### PROBLEM DESCRIPTION
Collect each line of the entries that holds the string "координатах".

### DATASET EXCERPTS
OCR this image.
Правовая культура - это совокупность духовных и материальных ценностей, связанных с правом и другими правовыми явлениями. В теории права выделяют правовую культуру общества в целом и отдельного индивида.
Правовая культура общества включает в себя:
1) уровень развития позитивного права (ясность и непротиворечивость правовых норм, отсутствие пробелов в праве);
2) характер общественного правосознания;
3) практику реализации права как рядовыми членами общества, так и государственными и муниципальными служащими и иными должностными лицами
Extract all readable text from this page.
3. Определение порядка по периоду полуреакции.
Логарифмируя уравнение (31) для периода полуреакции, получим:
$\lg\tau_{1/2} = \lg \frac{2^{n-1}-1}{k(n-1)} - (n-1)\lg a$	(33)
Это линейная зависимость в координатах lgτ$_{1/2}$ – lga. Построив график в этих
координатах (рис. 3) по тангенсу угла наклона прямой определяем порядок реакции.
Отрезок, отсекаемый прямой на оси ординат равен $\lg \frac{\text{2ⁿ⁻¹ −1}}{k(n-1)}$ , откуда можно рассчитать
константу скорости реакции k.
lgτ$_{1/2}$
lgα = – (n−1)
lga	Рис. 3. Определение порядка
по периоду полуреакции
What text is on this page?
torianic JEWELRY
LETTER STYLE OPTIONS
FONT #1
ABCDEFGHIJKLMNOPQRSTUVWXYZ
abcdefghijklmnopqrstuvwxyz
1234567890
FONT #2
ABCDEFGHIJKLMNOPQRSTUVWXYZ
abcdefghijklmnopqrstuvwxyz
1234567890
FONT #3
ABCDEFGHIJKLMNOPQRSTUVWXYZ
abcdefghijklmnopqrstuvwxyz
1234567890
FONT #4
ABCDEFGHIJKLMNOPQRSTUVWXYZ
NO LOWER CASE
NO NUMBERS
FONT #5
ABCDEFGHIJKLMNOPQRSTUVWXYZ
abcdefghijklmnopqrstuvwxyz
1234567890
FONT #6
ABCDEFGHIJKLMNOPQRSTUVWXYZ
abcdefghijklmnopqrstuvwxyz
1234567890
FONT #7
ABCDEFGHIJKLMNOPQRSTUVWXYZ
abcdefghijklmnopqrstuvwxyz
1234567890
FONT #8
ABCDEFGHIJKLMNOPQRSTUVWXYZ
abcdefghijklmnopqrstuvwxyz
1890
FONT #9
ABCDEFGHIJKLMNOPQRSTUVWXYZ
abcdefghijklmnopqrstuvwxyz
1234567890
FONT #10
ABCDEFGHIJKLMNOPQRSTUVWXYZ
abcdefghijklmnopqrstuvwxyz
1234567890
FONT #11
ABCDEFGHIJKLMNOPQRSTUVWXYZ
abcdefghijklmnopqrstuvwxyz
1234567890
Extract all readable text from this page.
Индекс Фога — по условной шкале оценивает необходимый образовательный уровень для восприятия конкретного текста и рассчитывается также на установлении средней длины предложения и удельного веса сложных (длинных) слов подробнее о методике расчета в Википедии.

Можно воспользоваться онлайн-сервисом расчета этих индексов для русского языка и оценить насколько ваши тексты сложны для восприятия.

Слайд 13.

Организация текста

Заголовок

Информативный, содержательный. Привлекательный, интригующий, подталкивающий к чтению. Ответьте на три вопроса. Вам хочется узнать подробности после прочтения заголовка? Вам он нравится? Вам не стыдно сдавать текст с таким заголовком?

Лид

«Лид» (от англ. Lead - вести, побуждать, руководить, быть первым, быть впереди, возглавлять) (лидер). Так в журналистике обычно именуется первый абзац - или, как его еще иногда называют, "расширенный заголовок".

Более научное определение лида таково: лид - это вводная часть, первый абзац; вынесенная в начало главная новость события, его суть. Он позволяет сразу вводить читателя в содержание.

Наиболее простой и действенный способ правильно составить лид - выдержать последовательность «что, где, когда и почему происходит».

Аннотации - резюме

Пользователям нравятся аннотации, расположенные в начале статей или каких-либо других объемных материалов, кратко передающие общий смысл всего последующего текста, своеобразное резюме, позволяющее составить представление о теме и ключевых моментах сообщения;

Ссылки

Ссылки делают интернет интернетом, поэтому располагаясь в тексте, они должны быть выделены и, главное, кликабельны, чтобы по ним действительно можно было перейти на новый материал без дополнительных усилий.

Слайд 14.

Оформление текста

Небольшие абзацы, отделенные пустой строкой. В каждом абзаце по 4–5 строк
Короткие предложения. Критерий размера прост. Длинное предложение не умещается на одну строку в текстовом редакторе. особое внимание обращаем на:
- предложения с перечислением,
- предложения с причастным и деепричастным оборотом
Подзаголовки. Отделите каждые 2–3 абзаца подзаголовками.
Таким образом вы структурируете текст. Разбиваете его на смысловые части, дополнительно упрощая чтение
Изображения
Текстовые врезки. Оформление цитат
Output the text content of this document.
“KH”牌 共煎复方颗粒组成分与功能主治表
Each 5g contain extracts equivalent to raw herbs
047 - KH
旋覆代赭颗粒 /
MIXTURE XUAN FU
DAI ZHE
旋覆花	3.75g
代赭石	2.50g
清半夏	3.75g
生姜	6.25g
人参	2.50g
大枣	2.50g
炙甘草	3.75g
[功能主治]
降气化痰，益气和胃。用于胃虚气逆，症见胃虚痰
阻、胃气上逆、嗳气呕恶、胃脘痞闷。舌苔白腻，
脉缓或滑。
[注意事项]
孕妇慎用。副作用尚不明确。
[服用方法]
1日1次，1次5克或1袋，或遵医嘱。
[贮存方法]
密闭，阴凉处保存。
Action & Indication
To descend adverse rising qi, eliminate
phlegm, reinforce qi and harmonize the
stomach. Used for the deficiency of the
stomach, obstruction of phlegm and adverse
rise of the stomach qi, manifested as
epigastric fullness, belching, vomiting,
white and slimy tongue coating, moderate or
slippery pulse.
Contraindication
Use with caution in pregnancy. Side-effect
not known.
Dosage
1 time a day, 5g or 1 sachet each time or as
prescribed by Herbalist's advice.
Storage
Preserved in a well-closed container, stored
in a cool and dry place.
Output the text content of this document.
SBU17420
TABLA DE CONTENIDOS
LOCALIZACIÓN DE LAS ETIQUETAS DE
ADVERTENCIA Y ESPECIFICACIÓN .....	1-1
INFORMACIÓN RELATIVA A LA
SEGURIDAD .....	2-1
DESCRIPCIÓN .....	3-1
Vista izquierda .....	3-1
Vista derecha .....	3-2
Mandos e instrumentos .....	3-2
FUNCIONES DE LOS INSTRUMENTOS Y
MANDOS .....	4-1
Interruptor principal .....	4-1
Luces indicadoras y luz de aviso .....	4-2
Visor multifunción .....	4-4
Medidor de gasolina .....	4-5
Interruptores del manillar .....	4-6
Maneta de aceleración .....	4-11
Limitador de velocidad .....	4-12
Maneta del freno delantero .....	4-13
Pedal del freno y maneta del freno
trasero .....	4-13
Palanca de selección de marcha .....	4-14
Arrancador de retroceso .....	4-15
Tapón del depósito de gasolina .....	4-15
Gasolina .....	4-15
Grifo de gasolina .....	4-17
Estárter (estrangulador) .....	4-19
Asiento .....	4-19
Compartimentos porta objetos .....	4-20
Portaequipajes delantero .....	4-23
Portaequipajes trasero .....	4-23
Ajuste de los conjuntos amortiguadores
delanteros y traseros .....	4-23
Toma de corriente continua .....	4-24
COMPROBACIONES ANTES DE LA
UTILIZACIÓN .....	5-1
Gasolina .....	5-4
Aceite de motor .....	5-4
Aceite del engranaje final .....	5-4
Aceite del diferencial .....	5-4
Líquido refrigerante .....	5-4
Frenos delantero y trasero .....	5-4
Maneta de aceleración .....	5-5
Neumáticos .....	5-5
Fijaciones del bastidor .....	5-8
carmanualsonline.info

### COMPLETE RESPONSE
Это линейная зависимость в координатах lgτ$_{1/2}$ – lga. Построив график в этих
координатах (рис. 3) по тангенсу угла наклона прямой определяем порядок реакции.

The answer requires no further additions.